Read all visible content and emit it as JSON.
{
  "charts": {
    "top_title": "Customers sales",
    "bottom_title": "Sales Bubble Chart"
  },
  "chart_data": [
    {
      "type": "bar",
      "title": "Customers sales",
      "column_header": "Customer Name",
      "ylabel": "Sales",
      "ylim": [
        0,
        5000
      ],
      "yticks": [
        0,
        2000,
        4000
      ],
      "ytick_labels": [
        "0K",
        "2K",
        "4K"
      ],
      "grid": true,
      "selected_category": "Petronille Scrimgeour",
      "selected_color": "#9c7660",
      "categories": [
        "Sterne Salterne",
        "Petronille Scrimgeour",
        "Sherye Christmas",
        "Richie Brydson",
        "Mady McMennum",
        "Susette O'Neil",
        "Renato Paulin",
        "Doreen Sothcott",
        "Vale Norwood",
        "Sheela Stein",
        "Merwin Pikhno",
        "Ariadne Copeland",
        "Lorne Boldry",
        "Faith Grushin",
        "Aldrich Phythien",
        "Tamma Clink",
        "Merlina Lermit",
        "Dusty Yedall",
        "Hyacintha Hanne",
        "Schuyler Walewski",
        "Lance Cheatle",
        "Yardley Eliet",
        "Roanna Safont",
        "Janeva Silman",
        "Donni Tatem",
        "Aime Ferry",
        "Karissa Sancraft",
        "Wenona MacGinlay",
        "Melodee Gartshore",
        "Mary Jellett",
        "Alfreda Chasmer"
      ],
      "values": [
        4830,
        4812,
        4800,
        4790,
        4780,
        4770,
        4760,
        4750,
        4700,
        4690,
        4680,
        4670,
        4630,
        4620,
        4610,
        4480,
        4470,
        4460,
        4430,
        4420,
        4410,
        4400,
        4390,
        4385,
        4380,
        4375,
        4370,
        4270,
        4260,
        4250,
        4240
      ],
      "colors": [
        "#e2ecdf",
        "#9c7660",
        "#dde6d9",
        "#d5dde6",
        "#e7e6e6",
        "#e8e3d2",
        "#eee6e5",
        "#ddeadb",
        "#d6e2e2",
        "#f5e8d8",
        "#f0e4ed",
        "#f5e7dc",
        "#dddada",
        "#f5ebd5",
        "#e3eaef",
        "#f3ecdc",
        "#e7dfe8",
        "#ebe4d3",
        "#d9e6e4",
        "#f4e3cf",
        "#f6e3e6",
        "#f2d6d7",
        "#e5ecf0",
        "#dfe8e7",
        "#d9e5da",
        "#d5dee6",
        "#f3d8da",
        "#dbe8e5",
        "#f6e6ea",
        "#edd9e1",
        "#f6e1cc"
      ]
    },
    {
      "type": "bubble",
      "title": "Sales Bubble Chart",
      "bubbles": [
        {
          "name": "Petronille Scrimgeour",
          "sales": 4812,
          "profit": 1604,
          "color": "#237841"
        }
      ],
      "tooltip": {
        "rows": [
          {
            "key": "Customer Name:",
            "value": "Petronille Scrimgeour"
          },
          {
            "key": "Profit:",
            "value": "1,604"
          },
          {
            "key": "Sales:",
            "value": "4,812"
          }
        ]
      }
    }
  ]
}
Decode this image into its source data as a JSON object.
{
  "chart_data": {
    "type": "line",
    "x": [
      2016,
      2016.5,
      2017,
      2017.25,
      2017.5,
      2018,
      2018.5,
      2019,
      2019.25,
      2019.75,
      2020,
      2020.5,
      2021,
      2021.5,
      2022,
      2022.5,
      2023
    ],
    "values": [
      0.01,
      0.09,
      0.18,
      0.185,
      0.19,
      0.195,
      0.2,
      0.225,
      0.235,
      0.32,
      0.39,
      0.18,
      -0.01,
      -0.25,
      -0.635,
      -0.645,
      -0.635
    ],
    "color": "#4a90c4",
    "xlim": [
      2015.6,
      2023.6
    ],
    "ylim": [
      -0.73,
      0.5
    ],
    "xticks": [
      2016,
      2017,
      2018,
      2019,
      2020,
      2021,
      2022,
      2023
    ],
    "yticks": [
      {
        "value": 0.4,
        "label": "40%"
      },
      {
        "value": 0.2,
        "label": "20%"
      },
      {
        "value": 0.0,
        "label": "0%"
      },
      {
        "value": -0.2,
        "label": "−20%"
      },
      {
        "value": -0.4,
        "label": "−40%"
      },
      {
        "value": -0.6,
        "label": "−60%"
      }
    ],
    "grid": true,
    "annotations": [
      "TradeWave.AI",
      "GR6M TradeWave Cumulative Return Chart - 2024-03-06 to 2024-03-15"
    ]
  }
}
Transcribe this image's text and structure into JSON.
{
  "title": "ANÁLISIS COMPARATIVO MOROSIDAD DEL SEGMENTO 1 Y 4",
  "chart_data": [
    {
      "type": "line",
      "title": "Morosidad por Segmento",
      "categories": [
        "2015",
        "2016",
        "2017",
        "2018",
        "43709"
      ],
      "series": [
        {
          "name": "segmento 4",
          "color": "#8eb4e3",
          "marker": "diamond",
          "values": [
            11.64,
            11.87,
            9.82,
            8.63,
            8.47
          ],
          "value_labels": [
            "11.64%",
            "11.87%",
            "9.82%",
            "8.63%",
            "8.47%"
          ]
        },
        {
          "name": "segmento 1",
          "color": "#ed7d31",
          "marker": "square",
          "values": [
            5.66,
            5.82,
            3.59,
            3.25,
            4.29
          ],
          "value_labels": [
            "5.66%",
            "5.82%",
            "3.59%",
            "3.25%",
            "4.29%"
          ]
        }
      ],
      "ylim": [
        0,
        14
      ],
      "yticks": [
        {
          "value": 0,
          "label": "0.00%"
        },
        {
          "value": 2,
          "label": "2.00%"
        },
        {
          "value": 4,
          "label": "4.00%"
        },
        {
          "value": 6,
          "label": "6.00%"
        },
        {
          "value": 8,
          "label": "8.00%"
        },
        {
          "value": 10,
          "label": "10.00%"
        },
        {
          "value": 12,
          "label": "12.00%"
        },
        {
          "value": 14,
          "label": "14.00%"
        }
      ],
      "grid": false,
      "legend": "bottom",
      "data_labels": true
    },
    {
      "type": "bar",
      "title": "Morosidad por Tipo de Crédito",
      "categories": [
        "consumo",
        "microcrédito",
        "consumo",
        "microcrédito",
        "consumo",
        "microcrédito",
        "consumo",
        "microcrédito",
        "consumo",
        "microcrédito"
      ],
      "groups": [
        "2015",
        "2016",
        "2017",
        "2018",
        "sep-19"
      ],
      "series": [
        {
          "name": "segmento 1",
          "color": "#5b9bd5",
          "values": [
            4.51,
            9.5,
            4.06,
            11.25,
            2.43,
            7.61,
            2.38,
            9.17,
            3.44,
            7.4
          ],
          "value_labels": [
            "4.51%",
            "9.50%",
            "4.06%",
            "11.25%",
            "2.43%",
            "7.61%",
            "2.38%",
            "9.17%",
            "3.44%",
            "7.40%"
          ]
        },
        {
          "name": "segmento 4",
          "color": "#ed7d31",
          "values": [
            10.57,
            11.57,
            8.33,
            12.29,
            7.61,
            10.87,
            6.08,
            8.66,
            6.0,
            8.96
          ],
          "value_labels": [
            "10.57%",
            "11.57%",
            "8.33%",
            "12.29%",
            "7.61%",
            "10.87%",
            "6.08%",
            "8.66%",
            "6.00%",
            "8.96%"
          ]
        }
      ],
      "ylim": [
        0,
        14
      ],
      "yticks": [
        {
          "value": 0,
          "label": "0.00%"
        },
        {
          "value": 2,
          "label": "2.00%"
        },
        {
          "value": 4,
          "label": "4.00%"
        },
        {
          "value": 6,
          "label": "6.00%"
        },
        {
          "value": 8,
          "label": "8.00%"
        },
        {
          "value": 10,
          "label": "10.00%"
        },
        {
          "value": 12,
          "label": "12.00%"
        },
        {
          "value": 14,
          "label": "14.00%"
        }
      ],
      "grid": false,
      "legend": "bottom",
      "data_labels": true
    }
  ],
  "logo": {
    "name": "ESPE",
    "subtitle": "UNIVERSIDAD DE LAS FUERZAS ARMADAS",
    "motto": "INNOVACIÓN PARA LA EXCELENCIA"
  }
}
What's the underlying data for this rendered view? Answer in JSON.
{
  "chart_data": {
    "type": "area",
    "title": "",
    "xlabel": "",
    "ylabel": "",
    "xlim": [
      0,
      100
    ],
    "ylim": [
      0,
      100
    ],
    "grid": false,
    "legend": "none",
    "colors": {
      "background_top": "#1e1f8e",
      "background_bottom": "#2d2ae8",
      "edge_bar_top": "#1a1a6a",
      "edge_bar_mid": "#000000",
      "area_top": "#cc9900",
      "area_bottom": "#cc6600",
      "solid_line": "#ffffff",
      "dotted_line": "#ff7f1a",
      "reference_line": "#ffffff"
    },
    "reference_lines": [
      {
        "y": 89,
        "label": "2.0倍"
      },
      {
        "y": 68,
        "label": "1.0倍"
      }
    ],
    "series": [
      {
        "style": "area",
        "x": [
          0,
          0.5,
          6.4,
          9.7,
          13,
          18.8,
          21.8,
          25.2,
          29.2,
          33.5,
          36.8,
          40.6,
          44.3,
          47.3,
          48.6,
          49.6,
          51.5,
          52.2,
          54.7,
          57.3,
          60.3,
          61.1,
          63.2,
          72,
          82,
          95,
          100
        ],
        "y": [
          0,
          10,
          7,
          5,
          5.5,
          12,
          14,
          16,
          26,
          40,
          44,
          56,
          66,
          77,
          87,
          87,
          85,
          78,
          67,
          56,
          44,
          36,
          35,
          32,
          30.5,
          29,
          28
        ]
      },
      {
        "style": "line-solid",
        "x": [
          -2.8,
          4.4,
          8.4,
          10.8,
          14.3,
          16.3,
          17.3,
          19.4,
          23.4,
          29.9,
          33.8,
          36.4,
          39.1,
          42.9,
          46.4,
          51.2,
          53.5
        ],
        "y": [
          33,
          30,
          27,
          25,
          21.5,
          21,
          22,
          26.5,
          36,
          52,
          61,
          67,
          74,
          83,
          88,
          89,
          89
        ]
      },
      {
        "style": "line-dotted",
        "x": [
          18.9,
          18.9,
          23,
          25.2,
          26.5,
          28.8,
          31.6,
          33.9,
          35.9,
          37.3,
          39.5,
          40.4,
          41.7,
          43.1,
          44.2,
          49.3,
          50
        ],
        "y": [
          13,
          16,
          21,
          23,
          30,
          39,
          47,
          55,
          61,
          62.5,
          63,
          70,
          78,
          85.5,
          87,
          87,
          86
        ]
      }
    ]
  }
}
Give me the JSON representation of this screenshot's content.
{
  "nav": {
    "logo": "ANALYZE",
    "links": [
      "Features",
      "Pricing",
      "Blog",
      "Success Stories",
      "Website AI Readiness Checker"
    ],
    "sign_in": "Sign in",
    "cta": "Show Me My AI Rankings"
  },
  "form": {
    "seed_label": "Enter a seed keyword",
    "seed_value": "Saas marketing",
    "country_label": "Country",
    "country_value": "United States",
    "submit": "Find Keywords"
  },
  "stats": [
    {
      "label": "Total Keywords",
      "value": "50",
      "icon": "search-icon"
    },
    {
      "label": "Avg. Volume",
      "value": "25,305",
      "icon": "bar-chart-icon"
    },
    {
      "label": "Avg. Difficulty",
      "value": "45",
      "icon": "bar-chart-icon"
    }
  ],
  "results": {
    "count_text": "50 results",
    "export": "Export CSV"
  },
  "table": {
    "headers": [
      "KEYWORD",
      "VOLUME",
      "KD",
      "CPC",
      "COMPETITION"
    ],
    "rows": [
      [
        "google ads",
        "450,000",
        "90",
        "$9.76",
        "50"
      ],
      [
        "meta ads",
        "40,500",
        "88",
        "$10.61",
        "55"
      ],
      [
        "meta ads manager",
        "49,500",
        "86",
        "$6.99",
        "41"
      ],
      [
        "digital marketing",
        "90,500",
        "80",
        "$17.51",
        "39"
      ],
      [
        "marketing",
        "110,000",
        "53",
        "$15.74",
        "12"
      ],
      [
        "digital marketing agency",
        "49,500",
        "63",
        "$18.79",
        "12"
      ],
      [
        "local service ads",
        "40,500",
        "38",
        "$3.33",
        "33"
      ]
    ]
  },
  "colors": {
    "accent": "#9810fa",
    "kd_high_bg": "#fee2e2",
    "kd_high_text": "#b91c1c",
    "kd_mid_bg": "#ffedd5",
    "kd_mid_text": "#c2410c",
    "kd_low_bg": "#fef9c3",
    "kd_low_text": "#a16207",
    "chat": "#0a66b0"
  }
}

- AIM OF THE TASK -
Return only the count of lines in the records that hold the word "Customers".

- RESPONSE FOR THIS EXERCISE -
2